'''

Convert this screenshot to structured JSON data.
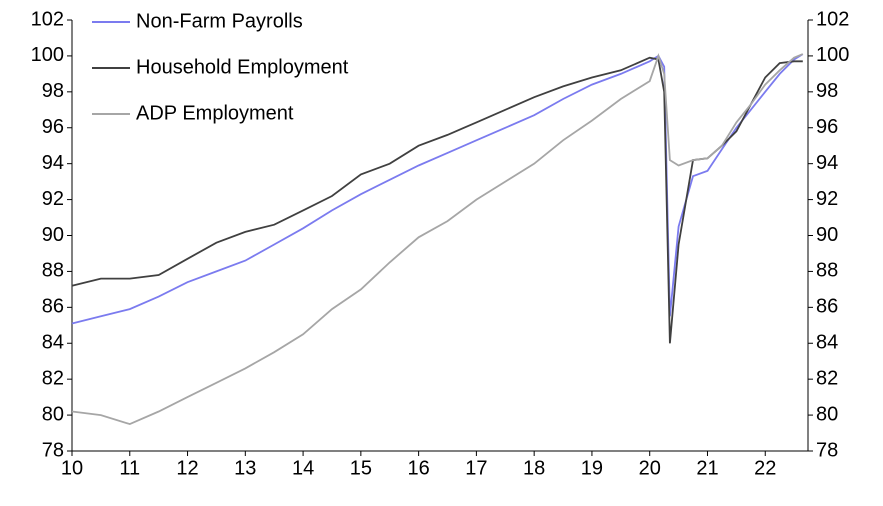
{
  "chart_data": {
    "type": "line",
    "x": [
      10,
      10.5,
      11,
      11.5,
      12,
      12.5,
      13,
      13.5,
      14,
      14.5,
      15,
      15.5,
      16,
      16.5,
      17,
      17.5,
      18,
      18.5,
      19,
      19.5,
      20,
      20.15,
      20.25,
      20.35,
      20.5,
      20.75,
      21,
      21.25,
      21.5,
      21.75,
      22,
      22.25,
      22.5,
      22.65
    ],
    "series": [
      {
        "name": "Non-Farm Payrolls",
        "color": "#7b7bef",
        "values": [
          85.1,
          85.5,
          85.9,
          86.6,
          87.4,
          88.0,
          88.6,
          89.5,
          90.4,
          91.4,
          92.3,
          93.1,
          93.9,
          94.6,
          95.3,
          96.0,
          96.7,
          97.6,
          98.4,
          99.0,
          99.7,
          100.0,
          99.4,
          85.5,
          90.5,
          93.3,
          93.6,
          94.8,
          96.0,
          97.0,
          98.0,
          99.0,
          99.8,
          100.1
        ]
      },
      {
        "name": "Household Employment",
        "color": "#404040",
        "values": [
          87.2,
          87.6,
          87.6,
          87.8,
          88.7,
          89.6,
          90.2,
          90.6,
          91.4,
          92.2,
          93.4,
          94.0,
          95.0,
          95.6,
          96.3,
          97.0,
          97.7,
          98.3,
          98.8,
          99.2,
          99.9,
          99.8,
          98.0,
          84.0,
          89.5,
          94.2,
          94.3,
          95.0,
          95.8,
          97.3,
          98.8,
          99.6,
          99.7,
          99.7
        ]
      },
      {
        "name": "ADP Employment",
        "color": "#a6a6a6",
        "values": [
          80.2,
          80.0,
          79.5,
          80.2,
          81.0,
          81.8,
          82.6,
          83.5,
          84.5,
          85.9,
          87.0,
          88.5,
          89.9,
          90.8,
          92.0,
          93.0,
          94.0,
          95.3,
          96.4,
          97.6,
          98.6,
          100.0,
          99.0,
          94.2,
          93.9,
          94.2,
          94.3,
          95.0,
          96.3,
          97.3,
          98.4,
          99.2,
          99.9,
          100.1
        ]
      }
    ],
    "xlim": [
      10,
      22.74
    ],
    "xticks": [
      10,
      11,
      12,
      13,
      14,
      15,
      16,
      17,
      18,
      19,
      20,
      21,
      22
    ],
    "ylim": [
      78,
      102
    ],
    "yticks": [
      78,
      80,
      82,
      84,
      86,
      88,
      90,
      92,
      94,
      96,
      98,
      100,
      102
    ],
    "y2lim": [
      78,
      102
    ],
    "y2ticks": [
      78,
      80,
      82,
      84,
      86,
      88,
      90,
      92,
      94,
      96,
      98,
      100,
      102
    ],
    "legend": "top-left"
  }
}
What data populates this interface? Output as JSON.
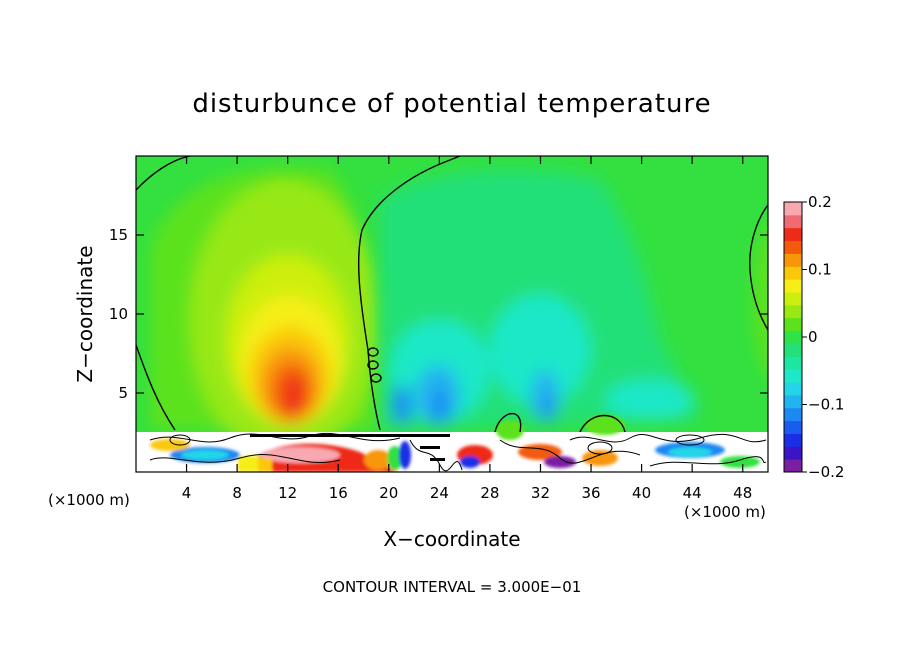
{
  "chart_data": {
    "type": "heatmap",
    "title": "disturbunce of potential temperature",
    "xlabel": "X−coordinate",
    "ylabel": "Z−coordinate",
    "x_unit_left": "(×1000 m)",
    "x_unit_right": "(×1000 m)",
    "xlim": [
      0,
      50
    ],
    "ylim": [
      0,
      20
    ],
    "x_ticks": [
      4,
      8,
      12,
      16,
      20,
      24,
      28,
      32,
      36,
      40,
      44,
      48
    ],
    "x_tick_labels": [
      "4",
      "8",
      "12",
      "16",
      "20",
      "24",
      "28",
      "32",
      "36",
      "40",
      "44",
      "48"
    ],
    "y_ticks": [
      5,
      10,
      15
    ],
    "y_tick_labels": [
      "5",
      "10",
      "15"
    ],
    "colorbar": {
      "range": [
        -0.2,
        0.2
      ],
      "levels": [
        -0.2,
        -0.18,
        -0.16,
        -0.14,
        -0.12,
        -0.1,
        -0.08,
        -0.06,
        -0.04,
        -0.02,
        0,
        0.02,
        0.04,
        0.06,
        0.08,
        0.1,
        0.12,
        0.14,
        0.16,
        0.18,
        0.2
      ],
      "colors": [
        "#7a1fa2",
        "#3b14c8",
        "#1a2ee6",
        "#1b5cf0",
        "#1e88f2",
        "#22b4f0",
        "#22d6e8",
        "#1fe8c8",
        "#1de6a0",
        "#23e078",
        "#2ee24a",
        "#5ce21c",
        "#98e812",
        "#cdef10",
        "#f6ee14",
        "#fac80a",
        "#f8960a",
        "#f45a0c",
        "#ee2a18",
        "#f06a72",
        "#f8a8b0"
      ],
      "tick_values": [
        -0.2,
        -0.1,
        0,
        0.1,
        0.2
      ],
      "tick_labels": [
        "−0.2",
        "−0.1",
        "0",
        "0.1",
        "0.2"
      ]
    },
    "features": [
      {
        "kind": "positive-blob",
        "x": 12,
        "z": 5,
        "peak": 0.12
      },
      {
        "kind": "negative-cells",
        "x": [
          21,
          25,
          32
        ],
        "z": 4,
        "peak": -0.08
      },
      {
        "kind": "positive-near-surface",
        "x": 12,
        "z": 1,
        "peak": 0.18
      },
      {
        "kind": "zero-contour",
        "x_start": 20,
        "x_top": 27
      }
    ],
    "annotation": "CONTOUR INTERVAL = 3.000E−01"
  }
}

'''

## [Task instructions]
Copy out each line of the records that holds the string "Employment".

## [Task response]
        "name": "Household Employment",
        "name": "ADP Employment",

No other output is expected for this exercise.